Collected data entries
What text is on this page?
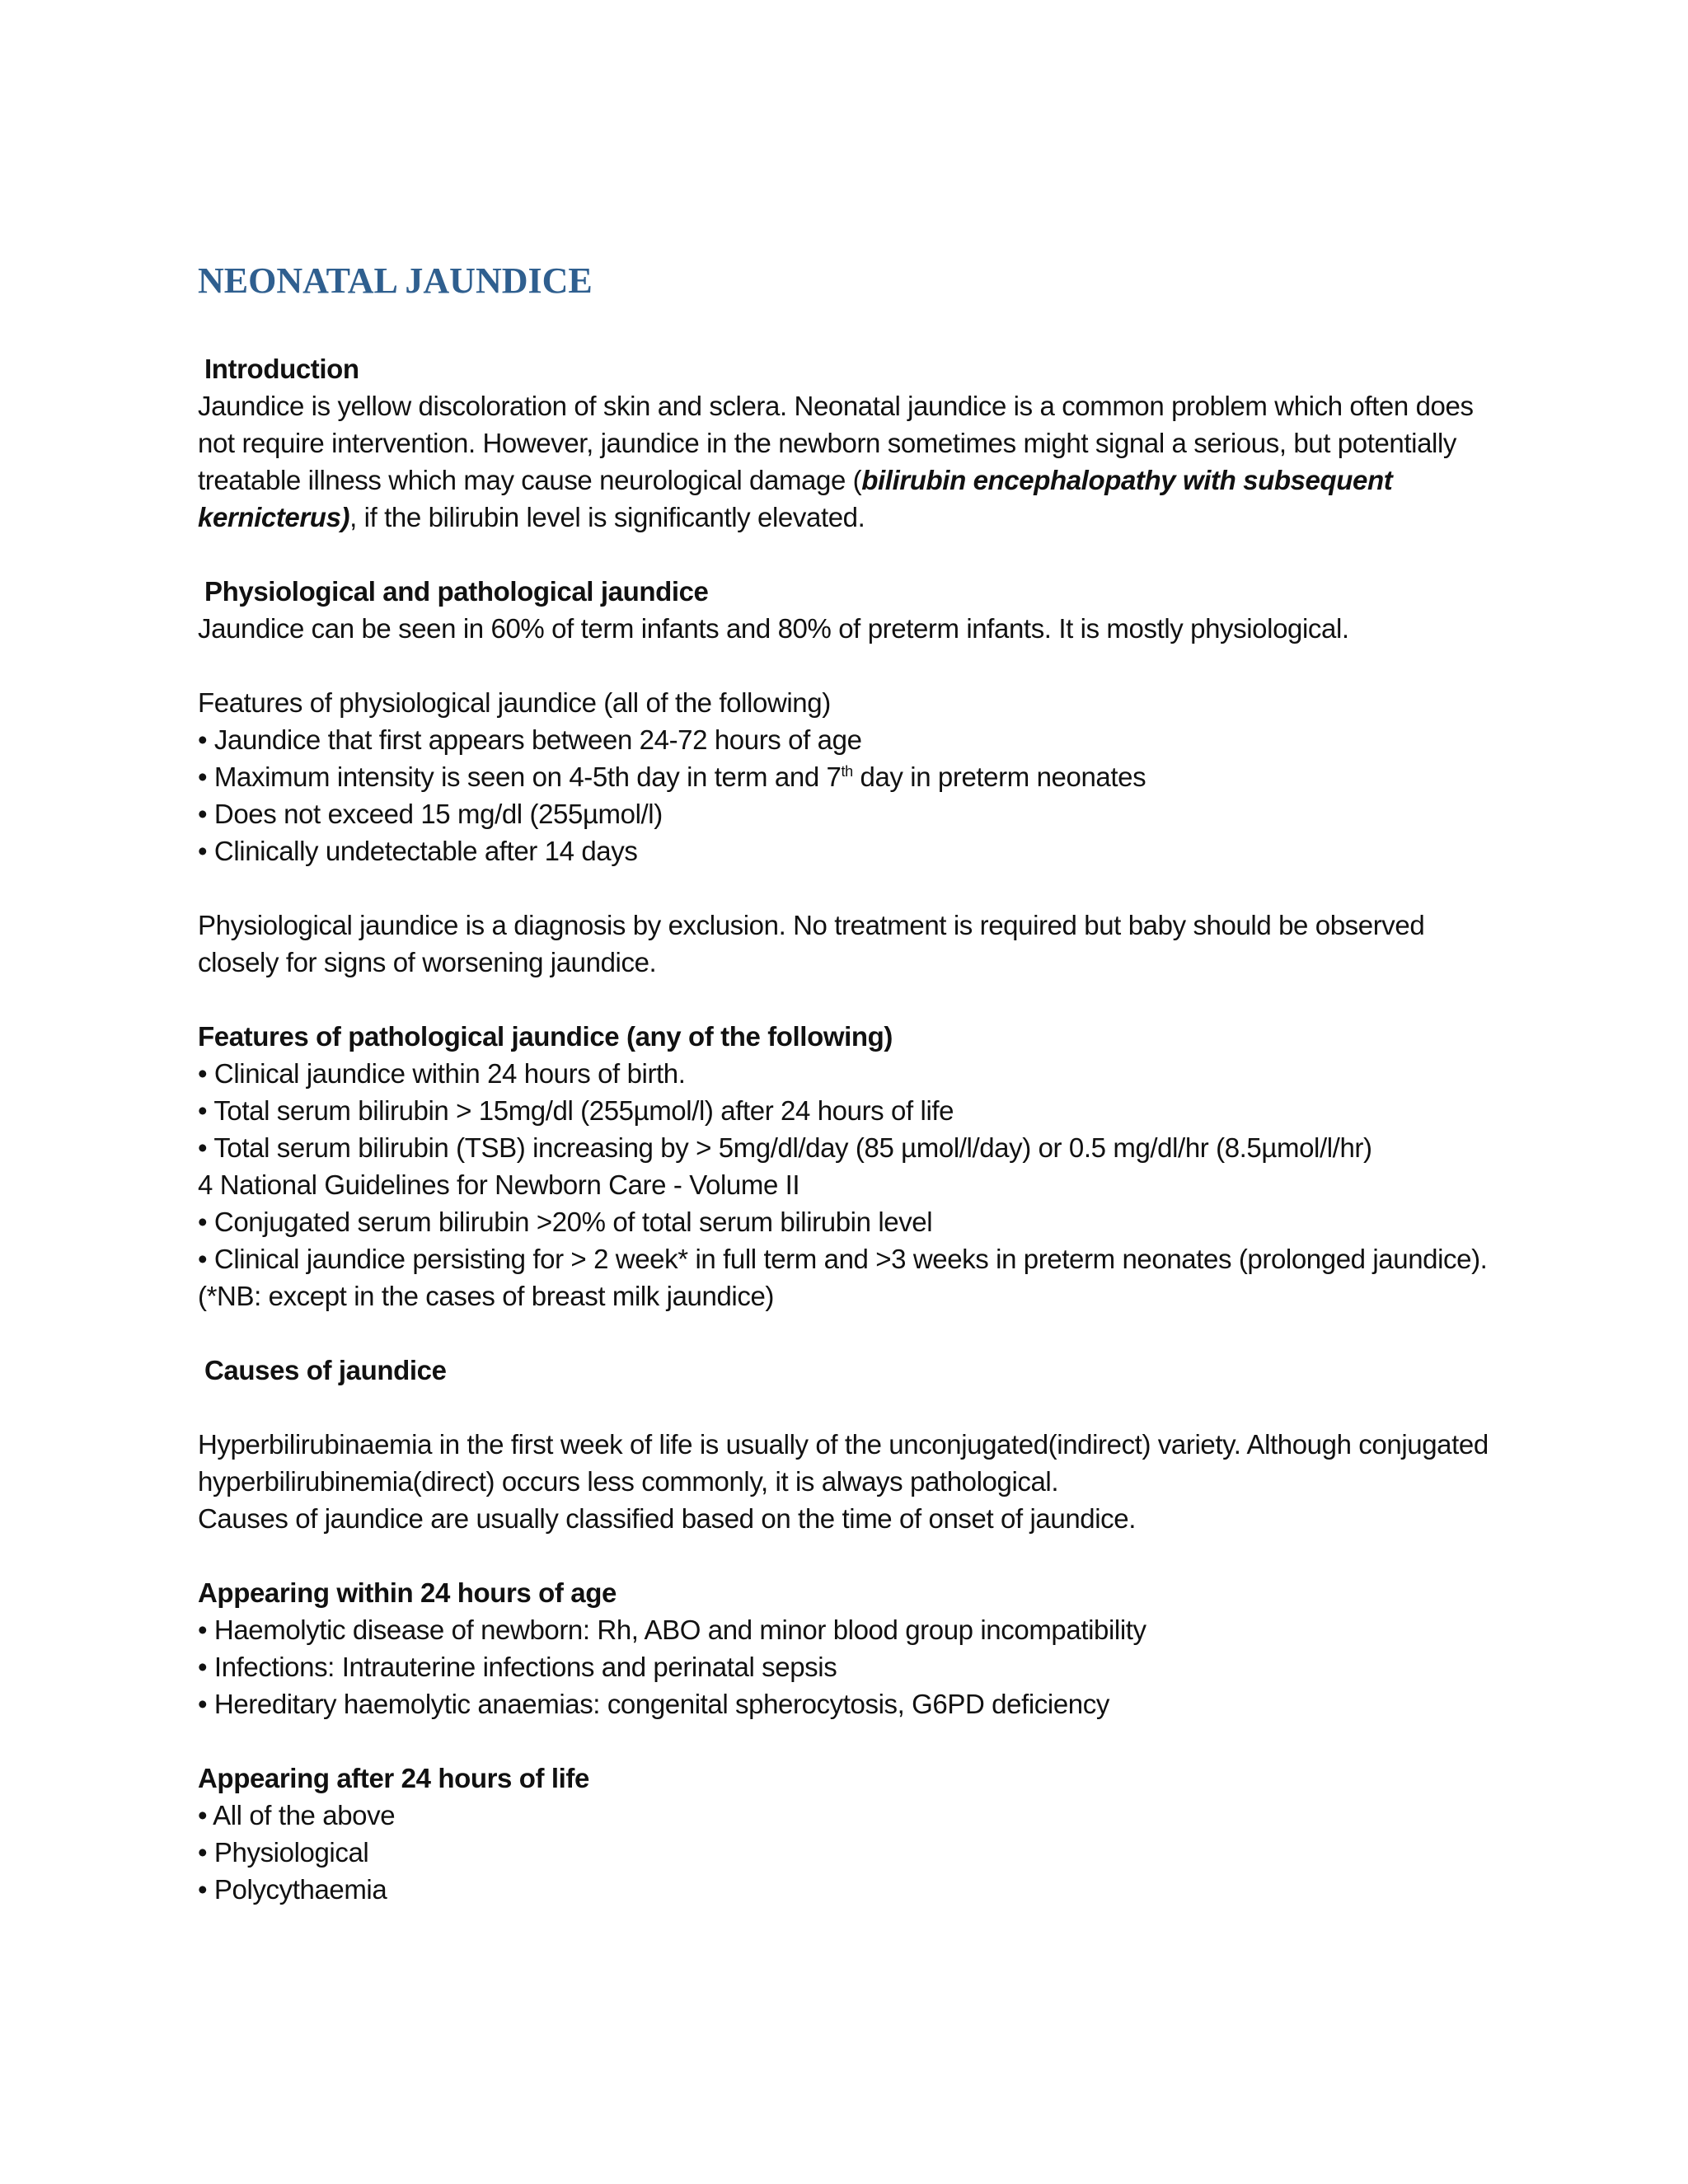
NEONATAL JAUNDICE

Introduction

Jaundice is yellow discoloration of skin and sclera. Neonatal jaundice is a common problem which often does not require intervention. However, jaundice in the newborn sometimes might signal a serious, but potentially treatable illness which may cause neurological damage (bilirubin encephalopathy with subsequent kernicterus), if the bilirubin level is significantly elevated.

Physiological and pathological jaundice

Jaundice can be seen in 60% of term infants and 80% of preterm infants. It is mostly physiological.

Features of physiological jaundice (all of the following)

• Jaundice that first appears between 24-72 hours of age

• Maximum intensity is seen on 4-5th day in term and 7th day in preterm neonates

• Does not exceed 15 mg/dl (255µmol/l)

• Clinically undetectable after 14 days

Physiological jaundice is a diagnosis by exclusion. No treatment is required but baby should be observed closely for signs of worsening jaundice.

Features of pathological jaundice (any of the following)

• Clinical jaundice within 24 hours of birth.

• Total serum bilirubin > 15mg/dl (255µmol/l) after 24 hours of life

• Total serum bilirubin (TSB) increasing by > 5mg/dl/day (85 µmol/l/day) or 0.5 mg/dl/hr (8.5µmol/l/hr)

4 National Guidelines for Newborn Care - Volume II

• Conjugated serum bilirubin >20% of total serum bilirubin level

• Clinical jaundice persisting for > 2 week* in full term and >3 weeks in preterm neonates (prolonged jaundice). (*NB: except in the cases of breast milk jaundice)

Causes of jaundice

Hyperbilirubinaemia in the first week of life is usually of the unconjugated(indirect) variety. Although conjugated hyperbilirubinemia(direct) occurs less commonly, it is always pathological.

Causes of jaundice are usually classified based on the time of onset of jaundice.

Appearing within 24 hours of age

• Haemolytic disease of newborn: Rh, ABO and minor blood group incompatibility

• Infections: Intrauterine infections and perinatal sepsis

• Hereditary haemolytic anaemias: congenital spherocytosis, G6PD deficiency

Appearing after 24 hours of life

• All of the above

• Physiological

• Polycythaemia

Directions for this task: Wherever a line in the data above holds "Features", copy that line.

Result for this task:
Features of physiological jaundice (all of the following)
Features of pathological jaundice (any of the following)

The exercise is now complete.